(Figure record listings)
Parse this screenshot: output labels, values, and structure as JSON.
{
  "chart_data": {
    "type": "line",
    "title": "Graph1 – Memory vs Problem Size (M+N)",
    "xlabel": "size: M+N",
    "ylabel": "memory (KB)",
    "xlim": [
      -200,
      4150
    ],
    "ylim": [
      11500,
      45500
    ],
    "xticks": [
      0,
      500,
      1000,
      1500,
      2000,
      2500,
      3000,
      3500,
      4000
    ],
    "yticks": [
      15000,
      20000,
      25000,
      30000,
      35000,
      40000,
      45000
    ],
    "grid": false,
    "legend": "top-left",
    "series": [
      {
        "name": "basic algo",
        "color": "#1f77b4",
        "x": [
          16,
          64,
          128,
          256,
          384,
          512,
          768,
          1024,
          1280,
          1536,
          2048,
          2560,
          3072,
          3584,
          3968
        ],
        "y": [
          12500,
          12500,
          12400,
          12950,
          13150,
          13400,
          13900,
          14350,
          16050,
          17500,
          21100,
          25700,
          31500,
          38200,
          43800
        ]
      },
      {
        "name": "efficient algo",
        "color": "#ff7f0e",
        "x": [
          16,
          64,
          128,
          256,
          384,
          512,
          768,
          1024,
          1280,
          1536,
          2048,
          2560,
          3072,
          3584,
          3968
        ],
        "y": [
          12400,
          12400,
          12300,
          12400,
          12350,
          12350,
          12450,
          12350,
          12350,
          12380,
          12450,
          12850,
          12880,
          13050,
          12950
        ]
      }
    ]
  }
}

● Task objective:
Every line above should be printed again exactly as it stands.

● Solution to the exercise:
Parse this screenshot: output labels, values, and structure as JSON.
{
  "chart_data": {
    "type": "line",
    "title": "Graph1 – Memory vs Problem Size (M+N)",
    "xlabel": "size: M+N",
    "ylabel": "memory (KB)",
    "xlim": [
      -200,
      4150
    ],
    "ylim": [
      11500,
      45500
    ],
    "xticks": [
      0,
      500,
      1000,
      1500,
      2000,
      2500,
      3000,
      3500,
      4000
    ],
    "yticks": [
      15000,
      20000,
      25000,
      30000,
      35000,
      40000,
      45000
    ],
    "grid": false,
    "legend": "top-left",
    "series": [
      {
        "name": "basic algo",
        "color": "#1f77b4",
        "x": [
          16,
          64,
          128,
          256,
          384,
          512,
          768,
          1024,
          1280,
          1536,
          2048,
          2560,
          3072,
          3584,
          3968
        ],
        "y": [
          12500,
          12500,
          12400,
          12950,
          13150,
          13400,
          13900,
          14350,
          16050,
          17500,
          21100,
          25700,
          31500,
          38200,
          43800
        ]
      },
      {
        "name": "efficient algo",
        "color": "#ff7f0e",
        "x": [
          16,
          64,
          128,
          256,
          384,
          512,
          768,
          1024,
          1280,
          1536,
          2048,
          2560,
          3072,
          3584,
          3968
        ],
        "y": [
          12400,
          12400,
          12300,
          12400,
          12350,
          12350,
          12450,
          12350,
          12350,
          12380,
          12450,
          12850,
          12880,
          13050,
          12950
        ]
      }
    ]
  }
}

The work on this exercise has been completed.